• What is needed:
Reproduce the data in full, exactly.
Start of Record excerpts
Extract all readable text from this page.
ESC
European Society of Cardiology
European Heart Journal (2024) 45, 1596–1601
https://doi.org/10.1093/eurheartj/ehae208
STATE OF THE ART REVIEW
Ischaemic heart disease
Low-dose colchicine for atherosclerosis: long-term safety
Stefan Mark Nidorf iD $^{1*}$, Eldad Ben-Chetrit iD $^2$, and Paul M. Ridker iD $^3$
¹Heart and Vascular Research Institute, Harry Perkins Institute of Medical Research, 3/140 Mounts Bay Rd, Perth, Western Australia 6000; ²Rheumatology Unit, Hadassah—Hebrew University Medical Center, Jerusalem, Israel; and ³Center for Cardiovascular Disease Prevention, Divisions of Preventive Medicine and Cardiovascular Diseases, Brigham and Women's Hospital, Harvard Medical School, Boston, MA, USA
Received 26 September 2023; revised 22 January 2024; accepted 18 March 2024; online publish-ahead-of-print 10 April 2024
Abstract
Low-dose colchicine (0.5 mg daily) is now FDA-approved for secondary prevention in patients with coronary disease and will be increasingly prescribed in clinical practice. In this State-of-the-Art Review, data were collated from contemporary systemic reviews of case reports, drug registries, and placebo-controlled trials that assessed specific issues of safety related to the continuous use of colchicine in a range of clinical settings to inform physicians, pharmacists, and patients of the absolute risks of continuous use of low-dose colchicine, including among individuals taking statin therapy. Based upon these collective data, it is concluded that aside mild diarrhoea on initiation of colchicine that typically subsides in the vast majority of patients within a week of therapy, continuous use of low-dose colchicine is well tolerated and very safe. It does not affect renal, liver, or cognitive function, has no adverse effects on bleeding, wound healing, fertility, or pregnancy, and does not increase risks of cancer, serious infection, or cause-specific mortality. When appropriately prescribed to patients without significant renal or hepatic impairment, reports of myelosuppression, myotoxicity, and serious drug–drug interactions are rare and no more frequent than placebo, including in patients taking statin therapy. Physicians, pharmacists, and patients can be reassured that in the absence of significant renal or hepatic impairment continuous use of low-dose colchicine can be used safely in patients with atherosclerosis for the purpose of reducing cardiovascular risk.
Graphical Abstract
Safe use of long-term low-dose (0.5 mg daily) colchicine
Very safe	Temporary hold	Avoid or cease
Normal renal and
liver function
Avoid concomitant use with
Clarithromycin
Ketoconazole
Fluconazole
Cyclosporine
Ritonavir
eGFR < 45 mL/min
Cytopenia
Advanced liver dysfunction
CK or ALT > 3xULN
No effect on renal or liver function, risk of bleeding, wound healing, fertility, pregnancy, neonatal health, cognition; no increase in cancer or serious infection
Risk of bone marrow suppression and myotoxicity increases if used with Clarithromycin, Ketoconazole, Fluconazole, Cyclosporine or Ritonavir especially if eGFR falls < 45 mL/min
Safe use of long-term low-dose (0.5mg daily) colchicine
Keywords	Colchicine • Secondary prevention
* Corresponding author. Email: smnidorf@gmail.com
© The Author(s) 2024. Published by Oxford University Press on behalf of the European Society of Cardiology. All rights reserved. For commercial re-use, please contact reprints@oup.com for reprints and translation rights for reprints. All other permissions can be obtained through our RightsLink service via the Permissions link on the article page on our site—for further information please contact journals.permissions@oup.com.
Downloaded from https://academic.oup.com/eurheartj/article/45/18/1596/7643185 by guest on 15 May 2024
End of Record excerpts
• Written reply:
Extract all readable text from this page.
ESC
European Society of Cardiology
European Heart Journal (2024) 45, 1596–1601
https://doi.org/10.1093/eurheartj/ehae208
STATE OF THE ART REVIEW
Ischaemic heart disease
Low-dose colchicine for atherosclerosis: long-term safety
Stefan Mark Nidorf iD $^{1*}$, Eldad Ben-Chetrit iD $^2$, and Paul M. Ridker iD $^3$
¹Heart and Vascular Research Institute, Harry Perkins Institute of Medical Research, 3/140 Mounts Bay Rd, Perth, Western Australia 6000; ²Rheumatology Unit, Hadassah—Hebrew University Medical Center, Jerusalem, Israel; and ³Center for Cardiovascular Disease Prevention, Divisions of Preventive Medicine and Cardiovascular Diseases, Brigham and Women's Hospital, Harvard Medical School, Boston, MA, USA
Received 26 September 2023; revised 22 January 2024; accepted 18 March 2024; online publish-ahead-of-print 10 April 2024
Abstract
Low-dose colchicine (0.5 mg daily) is now FDA-approved for secondary prevention in patients with coronary disease and will be increasingly prescribed in clinical practice. In this State-of-the-Art Review, data were collated from contemporary systemic reviews of case reports, drug registries, and placebo-controlled trials that assessed specific issues of safety related to the continuous use of colchicine in a range of clinical settings to inform physicians, pharmacists, and patients of the absolute risks of continuous use of low-dose colchicine, including among individuals taking statin therapy. Based upon these collective data, it is concluded that aside mild diarrhoea on initiation of colchicine that typically subsides in the vast majority of patients within a week of therapy, continuous use of low-dose colchicine is well tolerated and very safe. It does not affect renal, liver, or cognitive function, has no adverse effects on bleeding, wound healing, fertility, or pregnancy, and does not increase risks of cancer, serious infection, or cause-specific mortality. When appropriately prescribed to patients without significant renal or hepatic impairment, reports of myelosuppression, myotoxicity, and serious drug–drug interactions are rare and no more frequent than placebo, including in patients taking statin therapy. Physicians, pharmacists, and patients can be reassured that in the absence of significant renal or hepatic impairment continuous use of low-dose colchicine can be used safely in patients with atherosclerosis for the purpose of reducing cardiovascular risk.
Graphical Abstract
Safe use of long-term low-dose (0.5 mg daily) colchicine
Very safe	Temporary hold	Avoid or cease
Normal renal and
liver function
Avoid concomitant use with
Clarithromycin
Ketoconazole
Fluconazole
Cyclosporine
Ritonavir
eGFR < 45 mL/min
Cytopenia
Advanced liver dysfunction
CK or ALT > 3xULN
No effect on renal or liver function, risk of bleeding, wound healing, fertility, pregnancy, neonatal health, cognition; no increase in cancer or serious infection
Risk of bone marrow suppression and myotoxicity increases if used with Clarithromycin, Ketoconazole, Fluconazole, Cyclosporine or Ritonavir especially if eGFR falls < 45 mL/min
Safe use of long-term low-dose (0.5mg daily) colchicine
Keywords	Colchicine • Secondary prevention
* Corresponding author. Email: smnidorf@gmail.com
© The Author(s) 2024. Published by Oxford University Press on behalf of the European Society of Cardiology. All rights reserved. For commercial re-use, please contact reprints@oup.com for reprints and translation rights for reprints. All other permissions can be obtained through our RightsLink service via the Permissions link on the article page on our site—for further information please contact journals.permissions@oup.com.
Downloaded from https://academic.oup.com/eurheartj/article/45/18/1596/7643185 by guest on 15 May 2024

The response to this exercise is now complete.